*AIM*: Every line below is to be quoted exactly, with nothing added or dropped.

──────── DATA SHOWN ────────

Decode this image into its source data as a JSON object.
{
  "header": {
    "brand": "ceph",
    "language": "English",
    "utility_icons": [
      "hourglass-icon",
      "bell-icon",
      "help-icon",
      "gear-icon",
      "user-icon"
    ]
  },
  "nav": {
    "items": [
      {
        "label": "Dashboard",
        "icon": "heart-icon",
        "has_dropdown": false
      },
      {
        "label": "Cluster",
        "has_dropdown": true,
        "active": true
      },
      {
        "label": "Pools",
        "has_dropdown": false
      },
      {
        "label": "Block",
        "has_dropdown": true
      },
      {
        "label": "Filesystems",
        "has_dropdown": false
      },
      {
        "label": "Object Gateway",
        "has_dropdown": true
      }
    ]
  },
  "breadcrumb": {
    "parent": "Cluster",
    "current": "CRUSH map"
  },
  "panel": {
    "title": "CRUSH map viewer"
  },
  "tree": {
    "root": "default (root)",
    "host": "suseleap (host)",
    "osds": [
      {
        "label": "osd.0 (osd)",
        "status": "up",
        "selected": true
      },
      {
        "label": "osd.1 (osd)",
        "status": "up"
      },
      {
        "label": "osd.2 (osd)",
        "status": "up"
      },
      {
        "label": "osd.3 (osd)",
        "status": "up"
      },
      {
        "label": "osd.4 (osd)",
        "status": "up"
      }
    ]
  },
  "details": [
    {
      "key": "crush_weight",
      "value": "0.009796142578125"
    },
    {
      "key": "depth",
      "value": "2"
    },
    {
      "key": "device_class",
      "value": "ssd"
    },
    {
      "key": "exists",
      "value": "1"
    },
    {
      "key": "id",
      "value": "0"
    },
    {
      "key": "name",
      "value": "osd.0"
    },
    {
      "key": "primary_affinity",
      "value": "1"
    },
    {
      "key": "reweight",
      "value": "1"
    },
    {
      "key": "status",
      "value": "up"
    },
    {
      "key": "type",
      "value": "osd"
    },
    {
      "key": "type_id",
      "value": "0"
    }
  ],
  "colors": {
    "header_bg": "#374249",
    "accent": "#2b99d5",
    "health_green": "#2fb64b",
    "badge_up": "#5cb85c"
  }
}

────────

*THE RESPONSE*:
Decode this image into its source data as a JSON object.
{
  "header": {
    "brand": "ceph",
    "language": "English",
    "utility_icons": [
      "hourglass-icon",
      "bell-icon",
      "help-icon",
      "gear-icon",
      "user-icon"
    ]
  },
  "nav": {
    "items": [
      {
        "label": "Dashboard",
        "icon": "heart-icon",
        "has_dropdown": false
      },
      {
        "label": "Cluster",
        "has_dropdown": true,
        "active": true
      },
      {
        "label": "Pools",
        "has_dropdown": false
      },
      {
        "label": "Block",
        "has_dropdown": true
      },
      {
        "label": "Filesystems",
        "has_dropdown": false
      },
      {
        "label": "Object Gateway",
        "has_dropdown": true
      }
    ]
  },
  "breadcrumb": {
    "parent": "Cluster",
    "current": "CRUSH map"
  },
  "panel": {
    "title": "CRUSH map viewer"
  },
  "tree": {
    "root": "default (root)",
    "host": "suseleap (host)",
    "osds": [
      {
        "label": "osd.0 (osd)",
        "status": "up",
        "selected": true
      },
      {
        "label": "osd.1 (osd)",
        "status": "up"
      },
      {
        "label": "osd.2 (osd)",
        "status": "up"
      },
      {
        "label": "osd.3 (osd)",
        "status": "up"
      },
      {
        "label": "osd.4 (osd)",
        "status": "up"
      }
    ]
  },
  "details": [
    {
      "key": "crush_weight",
      "value": "0.009796142578125"
    },
    {
      "key": "depth",
      "value": "2"
    },
    {
      "key": "device_class",
      "value": "ssd"
    },
    {
      "key": "exists",
      "value": "1"
    },
    {
      "key": "id",
      "value": "0"
    },
    {
      "key": "name",
      "value": "osd.0"
    },
    {
      "key": "primary_affinity",
      "value": "1"
    },
    {
      "key": "reweight",
      "value": "1"
    },
    {
      "key": "status",
      "value": "up"
    },
    {
      "key": "type",
      "value": "osd"
    },
    {
      "key": "type_id",
      "value": "0"
    }
  ],
  "colors": {
    "header_bg": "#374249",
    "accent": "#2b99d5",
    "health_green": "#2fb64b",
    "badge_up": "#5cb85c"
  }
}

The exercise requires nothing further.